Switch "locomotive-engine" to "locomotive" in the material between the lines holding "Patent image size: (778, 528)." and "The rail r' is at (447, 467).", inclusive. Give back only those lines, with nothing else changed.

## Excerpts from a figure dataset
::::::::::
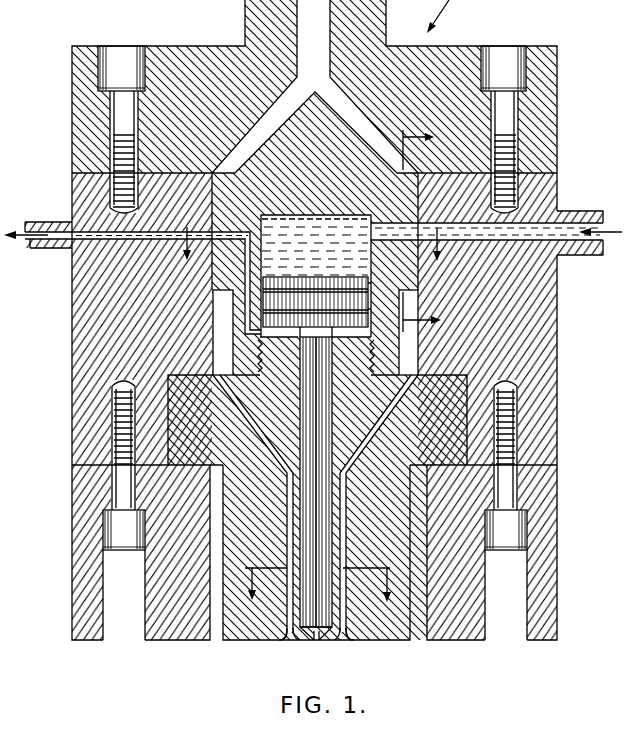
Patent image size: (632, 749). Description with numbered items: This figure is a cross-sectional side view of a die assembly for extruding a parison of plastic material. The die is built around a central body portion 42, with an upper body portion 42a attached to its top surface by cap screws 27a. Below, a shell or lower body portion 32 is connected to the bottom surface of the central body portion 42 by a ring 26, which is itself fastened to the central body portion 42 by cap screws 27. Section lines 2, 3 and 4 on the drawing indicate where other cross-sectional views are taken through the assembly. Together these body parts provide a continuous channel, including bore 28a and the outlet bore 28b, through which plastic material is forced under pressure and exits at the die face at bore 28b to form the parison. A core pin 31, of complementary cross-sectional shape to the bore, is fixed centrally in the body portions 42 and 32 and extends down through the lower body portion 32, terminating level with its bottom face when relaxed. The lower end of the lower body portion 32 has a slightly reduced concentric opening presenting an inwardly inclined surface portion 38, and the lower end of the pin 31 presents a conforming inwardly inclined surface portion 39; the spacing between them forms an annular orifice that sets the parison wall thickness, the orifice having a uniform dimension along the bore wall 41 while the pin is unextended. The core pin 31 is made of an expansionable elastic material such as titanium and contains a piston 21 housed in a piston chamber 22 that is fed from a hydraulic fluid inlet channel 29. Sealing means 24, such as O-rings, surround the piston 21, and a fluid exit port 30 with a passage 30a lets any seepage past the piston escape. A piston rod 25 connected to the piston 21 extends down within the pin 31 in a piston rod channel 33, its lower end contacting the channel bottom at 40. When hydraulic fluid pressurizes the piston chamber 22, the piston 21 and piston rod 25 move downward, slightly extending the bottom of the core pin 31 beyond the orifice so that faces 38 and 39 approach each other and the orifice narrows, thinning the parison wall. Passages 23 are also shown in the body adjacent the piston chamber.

The section line 2- 2 is at (313, 258).
The section line 3- 3 is at (429, 229).
The section line 4- 4 is at (319, 597).
The piston 21 is at (305, 280).
The piston chamber 22 is at (300, 226).
The passage 23 is at (224, 198).
The sealing means 24 is at (370, 298).
The piston rod 25 is at (328, 549).
The ring 26 is at (82, 610).
The cap screws 27 is at (118, 543).
The cap screws 27a is at (127, 60).
The bore 28a is at (223, 334).
The bore 28b is at (344, 641).
The hydraulic fluid inlet channel 29 is at (571, 254).
The fluid exit port 30 is at (247, 328).
The passage 30a is at (62, 250).
The core pin 31 is at (367, 405).
The lower body portion 32 is at (432, 435).
The piston rod channel 33 is at (336, 494).
The inwardly inclined surface portion 38 is at (284, 642).
The inwardly inclined surface portion 39 is at (323, 643).
The bottom of piston rod channel 40 is at (326, 643).
The bore wall 41 is at (291, 516).
The central body portion 42 is at (87, 335).
The upper body portion 42a is at (80, 100).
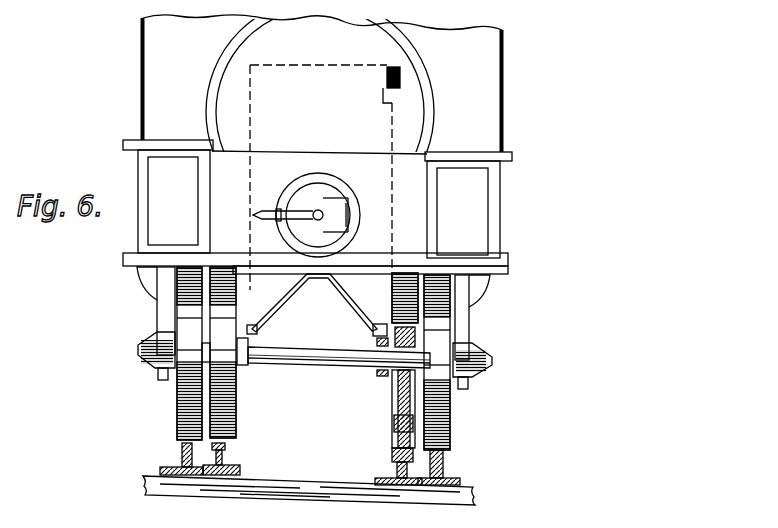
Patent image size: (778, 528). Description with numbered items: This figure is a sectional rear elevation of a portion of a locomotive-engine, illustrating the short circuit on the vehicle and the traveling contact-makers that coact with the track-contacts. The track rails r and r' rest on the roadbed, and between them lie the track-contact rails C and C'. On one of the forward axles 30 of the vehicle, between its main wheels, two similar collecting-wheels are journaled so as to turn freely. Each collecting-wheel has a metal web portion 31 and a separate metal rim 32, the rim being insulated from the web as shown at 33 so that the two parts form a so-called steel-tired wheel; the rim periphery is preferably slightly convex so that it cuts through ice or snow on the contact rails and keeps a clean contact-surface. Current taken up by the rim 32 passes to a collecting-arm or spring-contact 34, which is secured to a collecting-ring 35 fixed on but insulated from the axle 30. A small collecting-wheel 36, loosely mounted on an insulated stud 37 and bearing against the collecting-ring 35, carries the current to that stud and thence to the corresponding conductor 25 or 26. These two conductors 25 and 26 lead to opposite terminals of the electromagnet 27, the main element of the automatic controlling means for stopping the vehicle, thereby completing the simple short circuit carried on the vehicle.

The conductor 25 is at (392, 193).
The conductor 26 is at (249, 194).
The electromagnet 27 is at (387, 78).
The axle 30 is at (300, 365).
The web portion 31 is at (396, 398).
The rim 32 is at (392, 455).
The insulation 33 is at (394, 428).
The collecting-arm 34 is at (391, 298).
The collecting-ring 35 is at (377, 374).
The small collecting-wheel 36 is at (376, 332).
The insulated stud 37 is at (351, 309).
The rail r is at (175, 459).
The track-contact rail C is at (228, 459).
The track-contact rail C' is at (388, 470).
The rail r' is at (447, 467).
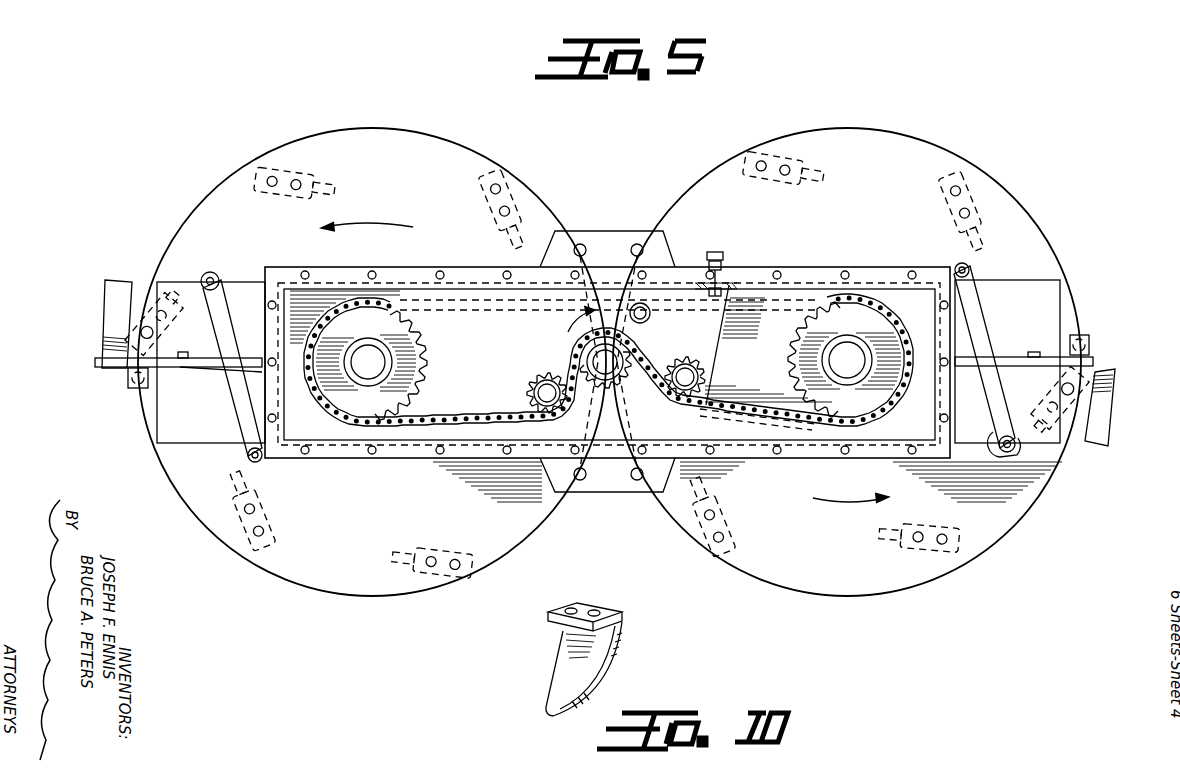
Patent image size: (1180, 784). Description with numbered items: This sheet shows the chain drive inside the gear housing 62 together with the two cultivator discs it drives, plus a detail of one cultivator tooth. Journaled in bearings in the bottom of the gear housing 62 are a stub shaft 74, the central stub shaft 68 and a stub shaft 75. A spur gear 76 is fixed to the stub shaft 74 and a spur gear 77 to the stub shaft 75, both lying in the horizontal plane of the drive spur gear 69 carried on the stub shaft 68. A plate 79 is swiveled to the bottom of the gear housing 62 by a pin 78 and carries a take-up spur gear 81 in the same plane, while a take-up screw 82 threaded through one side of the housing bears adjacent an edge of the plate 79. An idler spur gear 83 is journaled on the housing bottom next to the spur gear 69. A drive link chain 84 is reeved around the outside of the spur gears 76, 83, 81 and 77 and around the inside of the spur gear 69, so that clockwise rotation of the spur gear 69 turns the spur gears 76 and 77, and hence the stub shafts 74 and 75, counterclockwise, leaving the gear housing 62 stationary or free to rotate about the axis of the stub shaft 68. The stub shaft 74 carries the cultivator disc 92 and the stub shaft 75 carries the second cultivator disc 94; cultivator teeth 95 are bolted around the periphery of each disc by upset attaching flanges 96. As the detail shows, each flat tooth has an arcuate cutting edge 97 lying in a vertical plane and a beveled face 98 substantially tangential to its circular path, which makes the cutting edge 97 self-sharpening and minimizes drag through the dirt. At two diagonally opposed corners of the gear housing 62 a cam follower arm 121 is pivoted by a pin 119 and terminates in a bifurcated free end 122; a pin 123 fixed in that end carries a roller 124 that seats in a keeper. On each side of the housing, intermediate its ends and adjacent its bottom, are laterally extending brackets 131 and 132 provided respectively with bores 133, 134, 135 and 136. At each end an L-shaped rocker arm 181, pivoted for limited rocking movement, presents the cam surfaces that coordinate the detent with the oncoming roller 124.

In FIG. 5, the gear housing 62 is at (735, 430).
In FIG. 5, the stub shaft 68 is at (620, 394).
In FIG. 5, the spur gear 69 is at (603, 396).
In FIG. 5, the stub shaft 74 is at (375, 372).
In FIG. 5, the stub shaft 75 is at (847, 370).
In FIG. 5, the spur gear 76 is at (432, 356).
In FIG. 5, the spur gear 77 is at (795, 358).
In FIG. 5, the pin 78 is at (650, 319).
In FIG. 5, the plate 79 is at (720, 340).
In FIG. 5, the take-up spur gear 81 is at (708, 378).
In FIG. 5, the take-up screw 82 is at (717, 252).
In FIG. 5, the idler spur gear 83 is at (533, 380).
In FIG. 5, the drive link chain 84 is at (323, 313).
In FIG. 5, the cultivator disc 92 is at (383, 508).
In FIG. 5, the second cultivator disc 94 is at (872, 223).
In FIG. 5, the cultivator teeth 95 is at (300, 168).
In FIG. 10, the cultivator teeth 95 is at (578, 651).
In FIG. 10, the upset attaching flanges 96 is at (563, 606).
In FIG. 10, the arcuate cutting edge 97 is at (600, 688).
In FIG. 10, the beveled face 98 is at (614, 668).
In FIG. 5, the pin 119 is at (258, 463).
In FIG. 5, the cam follower arm 121 is at (240, 388).
In FIG. 5, the bifurcated free end 122 is at (215, 307).
In FIG. 5, the pin 123 is at (992, 440).
In FIG. 5, the roller 124 is at (202, 275).
In FIG. 5, the bracket 131 is at (614, 232).
In FIG. 5, the bracket 132 is at (604, 498).
In FIG. 5, the bore 133 is at (582, 240).
In FIG. 5, the bore 134 is at (636, 240).
In FIG. 5, the bore 135 is at (580, 482).
In FIG. 5, the bore 136 is at (638, 482).
In FIG. 5, the L-shaped rocker arm 181 is at (108, 372).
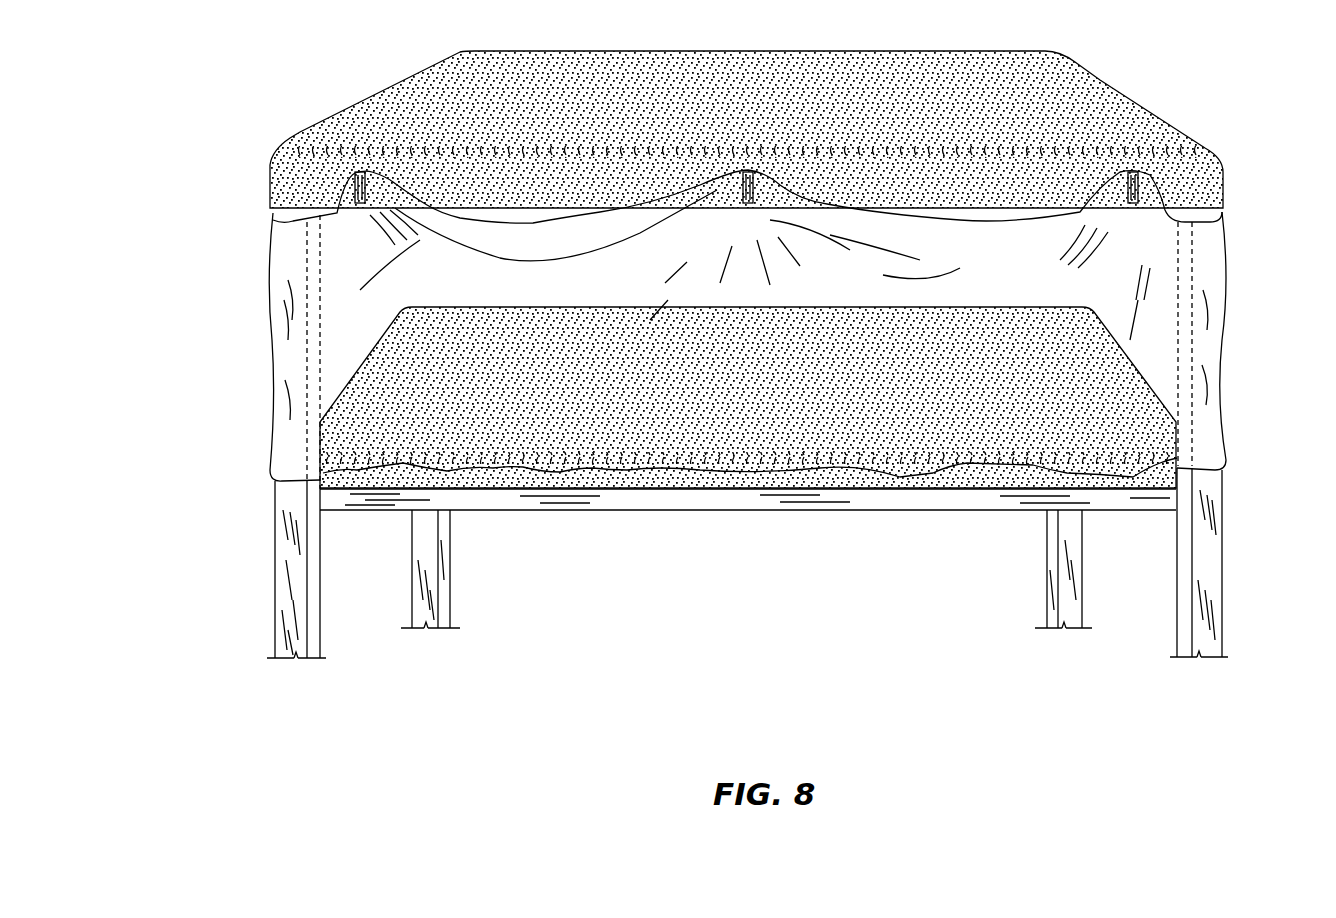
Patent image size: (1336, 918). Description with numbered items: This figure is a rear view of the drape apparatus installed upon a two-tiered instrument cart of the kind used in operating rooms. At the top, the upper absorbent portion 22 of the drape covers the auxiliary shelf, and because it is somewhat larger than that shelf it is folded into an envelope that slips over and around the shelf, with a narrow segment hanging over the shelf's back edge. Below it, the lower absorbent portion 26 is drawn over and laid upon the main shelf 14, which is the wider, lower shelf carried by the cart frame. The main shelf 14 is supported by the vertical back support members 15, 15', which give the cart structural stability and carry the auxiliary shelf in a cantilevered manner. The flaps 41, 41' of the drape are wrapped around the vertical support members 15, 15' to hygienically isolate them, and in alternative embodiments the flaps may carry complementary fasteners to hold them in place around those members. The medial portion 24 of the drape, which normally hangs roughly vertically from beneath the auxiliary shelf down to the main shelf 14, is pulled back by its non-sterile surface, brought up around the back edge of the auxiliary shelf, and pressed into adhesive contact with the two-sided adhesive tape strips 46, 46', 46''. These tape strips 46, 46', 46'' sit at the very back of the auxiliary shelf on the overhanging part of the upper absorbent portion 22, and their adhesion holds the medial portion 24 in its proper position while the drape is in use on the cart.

The upper absorbent portion 22 is at (842, 85).
The lower absorbent portion 26 is at (442, 338).
The medial portion 24 is at (852, 295).
The two-sided adhesive tape strip 46 is at (656, 112).
The two-sided adhesive tape strip 46' is at (1189, 146).
The two-sided adhesive tape strip 46'' is at (292, 144).
The flap 41 is at (1233, 341).
The flap 41' is at (260, 347).
The vertical back support member 15 is at (1229, 439).
The vertical back support member 15' is at (259, 436).
The main shelf 14 is at (850, 500).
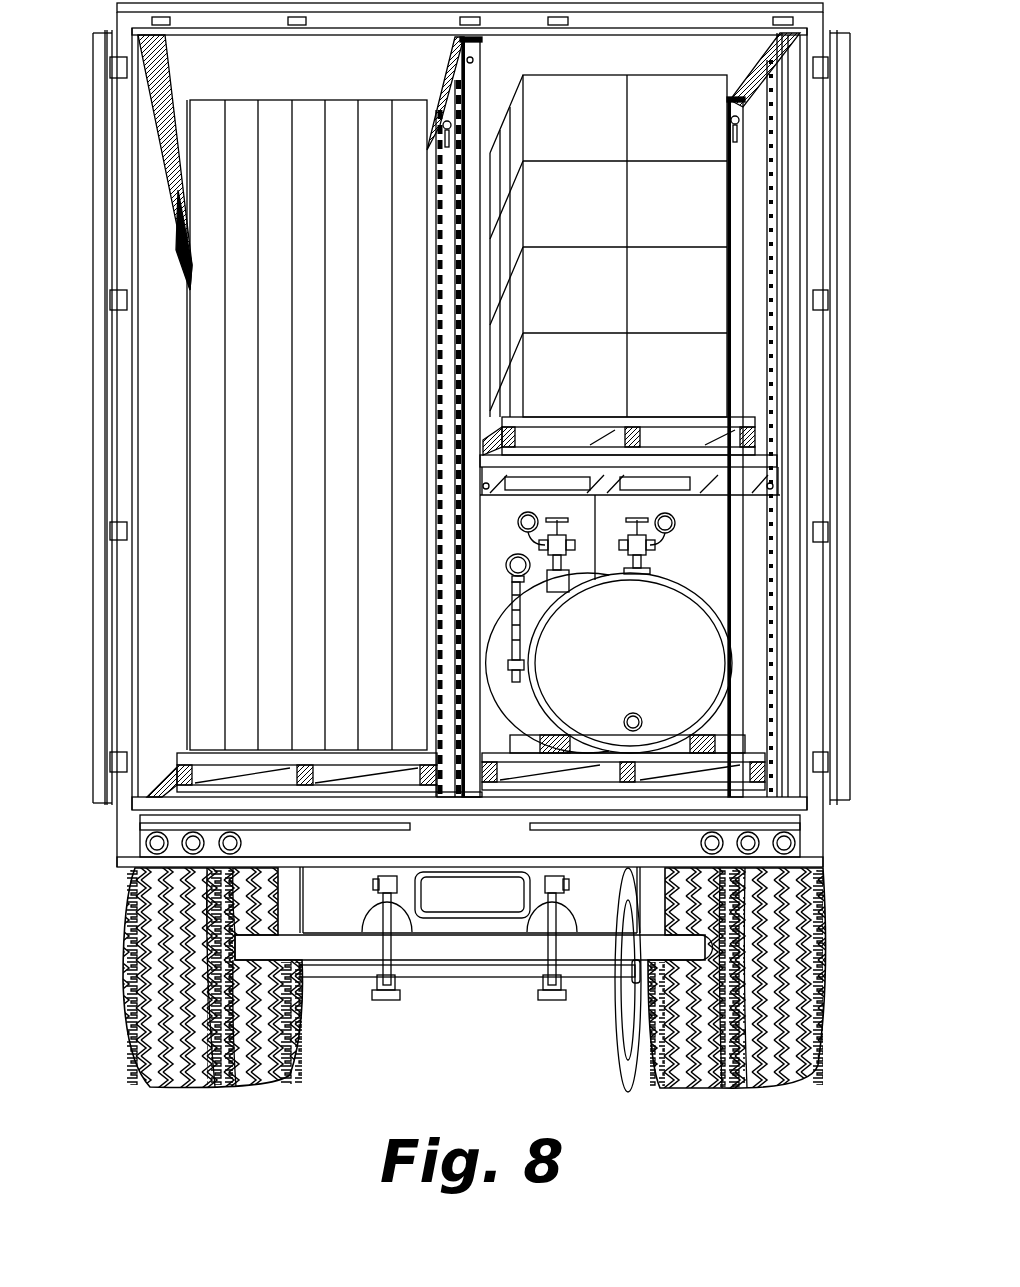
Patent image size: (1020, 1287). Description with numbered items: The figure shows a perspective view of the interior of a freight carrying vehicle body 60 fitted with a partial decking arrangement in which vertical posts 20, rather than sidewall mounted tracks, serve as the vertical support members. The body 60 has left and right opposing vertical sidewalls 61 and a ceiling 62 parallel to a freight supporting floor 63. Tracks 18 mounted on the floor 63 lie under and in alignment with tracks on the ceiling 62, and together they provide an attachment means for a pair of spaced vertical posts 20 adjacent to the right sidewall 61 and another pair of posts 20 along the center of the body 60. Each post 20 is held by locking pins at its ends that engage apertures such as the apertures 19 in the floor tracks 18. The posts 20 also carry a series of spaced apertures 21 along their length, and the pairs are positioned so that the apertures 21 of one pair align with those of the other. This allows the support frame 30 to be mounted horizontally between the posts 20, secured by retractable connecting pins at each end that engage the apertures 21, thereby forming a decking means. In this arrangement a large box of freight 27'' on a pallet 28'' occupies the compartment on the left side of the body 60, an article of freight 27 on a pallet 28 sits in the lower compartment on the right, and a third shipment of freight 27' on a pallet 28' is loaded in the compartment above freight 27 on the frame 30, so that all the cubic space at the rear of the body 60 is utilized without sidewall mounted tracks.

The floor track 18 is at (450, 75).
The track aperture 19 is at (478, 42).
The vertical post 20 is at (460, 576).
The post aperture 21 is at (458, 630).
The article of freight 27 is at (615, 632).
The third shipment of freight 27' is at (608, 246).
The large box of freight 27'' is at (307, 425).
The pallet 28 is at (689, 742).
The pallet 28' is at (619, 414).
The pallet 28'' is at (292, 753).
The support frame 30 is at (688, 503).
The body 60 is at (84, 407).
The sidewall 61 is at (172, 461).
The ceiling 62 is at (323, 75).
The freight supporting floor 63 is at (740, 793).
::::::::::
## SOLUTION
Patent image size: (778, 528). Description with numbered items: This figure is a sectional rear elevation of a portion of a locomotive, illustrating the short circuit on the vehicle and the traveling contact-makers that coact with the track-contacts. The track rails r and r' rest on the roadbed, and between them lie the track-contact rails C and C'. On one of the forward axles 30 of the vehicle, between its main wheels, two similar collecting-wheels are journaled so as to turn freely. Each collecting-wheel has a metal web portion 31 and a separate metal rim 32, the rim being insulated from the web as shown at 33 so that the two parts form a so-called steel-tired wheel; the rim periphery is preferably slightly convex so that it cuts through ice or snow on the contact rails and keeps a clean contact-surface. Current taken up by the rim 32 passes to a collecting-arm or spring-contact 34, which is secured to a collecting-ring 35 fixed on but insulated from the axle 30. A small collecting-wheel 36, loosely mounted on an insulated stud 37 and bearing against the collecting-ring 35, carries the current to that stud and thence to the corresponding conductor 25 or 26. These two conductors 25 and 26 lead to opposite terminals of the electromagnet 27, the main element of the automatic controlling means for stopping the vehicle, thereby completing the simple short circuit carried on the vehicle.

The conductor 25 is at (392, 193).
The conductor 26 is at (249, 194).
The electromagnet 27 is at (387, 78).
The axle 30 is at (300, 365).
The web portion 31 is at (396, 398).
The rim 32 is at (392, 455).
The insulation 33 is at (394, 428).
The collecting-arm 34 is at (391, 298).
The collecting-ring 35 is at (377, 374).
The small collecting-wheel 36 is at (376, 332).
The insulated stud 37 is at (351, 309).
The rail r is at (175, 459).
The track-contact rail C is at (228, 459).
The track-contact rail C' is at (388, 470).
The rail r' is at (447, 467).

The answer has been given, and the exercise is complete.